• [Goal]: What follows is a block of records; restate each one word for word.

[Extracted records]
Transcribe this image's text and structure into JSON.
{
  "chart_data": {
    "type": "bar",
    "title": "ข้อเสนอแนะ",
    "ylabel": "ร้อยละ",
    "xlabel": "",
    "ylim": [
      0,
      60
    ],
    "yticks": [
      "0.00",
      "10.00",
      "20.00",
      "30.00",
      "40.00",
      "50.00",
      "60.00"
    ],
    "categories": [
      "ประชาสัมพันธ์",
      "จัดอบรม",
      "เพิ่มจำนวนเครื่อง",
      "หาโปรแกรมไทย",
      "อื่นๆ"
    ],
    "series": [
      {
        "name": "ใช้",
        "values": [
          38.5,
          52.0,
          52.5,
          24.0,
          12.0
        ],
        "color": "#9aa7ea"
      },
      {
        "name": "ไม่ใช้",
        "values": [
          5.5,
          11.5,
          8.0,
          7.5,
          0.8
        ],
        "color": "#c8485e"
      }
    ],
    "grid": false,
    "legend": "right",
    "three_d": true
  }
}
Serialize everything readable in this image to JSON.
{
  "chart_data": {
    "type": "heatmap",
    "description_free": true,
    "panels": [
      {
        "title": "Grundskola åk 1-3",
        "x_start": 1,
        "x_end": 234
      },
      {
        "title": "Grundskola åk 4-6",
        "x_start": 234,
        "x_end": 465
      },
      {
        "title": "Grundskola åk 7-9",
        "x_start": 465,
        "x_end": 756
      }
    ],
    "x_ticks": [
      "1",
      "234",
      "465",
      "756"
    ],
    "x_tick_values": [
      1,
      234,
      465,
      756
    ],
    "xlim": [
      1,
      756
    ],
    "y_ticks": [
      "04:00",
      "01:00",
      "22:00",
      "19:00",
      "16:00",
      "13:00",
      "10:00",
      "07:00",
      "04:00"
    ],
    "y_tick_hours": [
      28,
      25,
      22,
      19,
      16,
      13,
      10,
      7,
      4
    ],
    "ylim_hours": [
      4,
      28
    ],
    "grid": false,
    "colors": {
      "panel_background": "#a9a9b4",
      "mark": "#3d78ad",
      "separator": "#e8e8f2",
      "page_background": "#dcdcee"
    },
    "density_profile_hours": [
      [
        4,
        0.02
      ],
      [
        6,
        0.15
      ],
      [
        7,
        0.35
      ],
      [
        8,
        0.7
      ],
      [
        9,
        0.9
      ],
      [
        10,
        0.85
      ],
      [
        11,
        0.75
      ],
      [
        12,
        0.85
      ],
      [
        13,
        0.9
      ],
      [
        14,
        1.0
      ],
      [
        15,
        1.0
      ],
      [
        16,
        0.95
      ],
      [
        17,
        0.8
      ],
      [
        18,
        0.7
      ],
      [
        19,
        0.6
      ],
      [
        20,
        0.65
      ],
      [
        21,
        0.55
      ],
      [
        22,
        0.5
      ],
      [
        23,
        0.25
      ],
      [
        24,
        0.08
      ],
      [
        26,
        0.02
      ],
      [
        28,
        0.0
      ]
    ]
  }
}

• [Solution for this exercise]:
Transcribe this image's text and structure into JSON.
{
  "chart_data": {
    "type": "bar",
    "title": "ข้อเสนอแนะ",
    "ylabel": "ร้อยละ",
    "xlabel": "",
    "ylim": [
      0,
      60
    ],
    "yticks": [
      "0.00",
      "10.00",
      "20.00",
      "30.00",
      "40.00",
      "50.00",
      "60.00"
    ],
    "categories": [
      "ประชาสัมพันธ์",
      "จัดอบรม",
      "เพิ่มจำนวนเครื่อง",
      "หาโปรแกรมไทย",
      "อื่นๆ"
    ],
    "series": [
      {
        "name": "ใช้",
        "values": [
          38.5,
          52.0,
          52.5,
          24.0,
          12.0
        ],
        "color": "#9aa7ea"
      },
      {
        "name": "ไม่ใช้",
        "values": [
          5.5,
          11.5,
          8.0,
          7.5,
          0.8
        ],
        "color": "#c8485e"
      }
    ],
    "grid": false,
    "legend": "right",
    "three_d": true
  }
}
Serialize everything readable in this image to JSON.
{
  "chart_data": {
    "type": "heatmap",
    "description_free": true,
    "panels": [
      {
        "title": "Grundskola åk 1-3",
        "x_start": 1,
        "x_end": 234
      },
      {
        "title": "Grundskola åk 4-6",
        "x_start": 234,
        "x_end": 465
      },
      {
        "title": "Grundskola åk 7-9",
        "x_start": 465,
        "x_end": 756
      }
    ],
    "x_ticks": [
      "1",
      "234",
      "465",
      "756"
    ],
    "x_tick_values": [
      1,
      234,
      465,
      756
    ],
    "xlim": [
      1,
      756
    ],
    "y_ticks": [
      "04:00",
      "01:00",
      "22:00",
      "19:00",
      "16:00",
      "13:00",
      "10:00",
      "07:00",
      "04:00"
    ],
    "y_tick_hours": [
      28,
      25,
      22,
      19,
      16,
      13,
      10,
      7,
      4
    ],
    "ylim_hours": [
      4,
      28
    ],
    "grid": false,
    "colors": {
      "panel_background": "#a9a9b4",
      "mark": "#3d78ad",
      "separator": "#e8e8f2",
      "page_background": "#dcdcee"
    },
    "density_profile_hours": [
      [
        4,
        0.02
      ],
      [
        6,
        0.15
      ],
      [
        7,
        0.35
      ],
      [
        8,
        0.7
      ],
      [
        9,
        0.9
      ],
      [
        10,
        0.85
      ],
      [
        11,
        0.75
      ],
      [
        12,
        0.85
      ],
      [
        13,
        0.9
      ],
      [
        14,
        1.0
      ],
      [
        15,
        1.0
      ],
      [
        16,
        0.95
      ],
      [
        17,
        0.8
      ],
      [
        18,
        0.7
      ],
      [
        19,
        0.6
      ],
      [
        20,
        0.65
      ],
      [
        21,
        0.55
      ],
      [
        22,
        0.5
      ],
      [
        23,
        0.25
      ],
      [
        24,
        0.08
      ],
      [
        26,
        0.02
      ],
      [
        28,
        0.0
      ]
    ]
  }
}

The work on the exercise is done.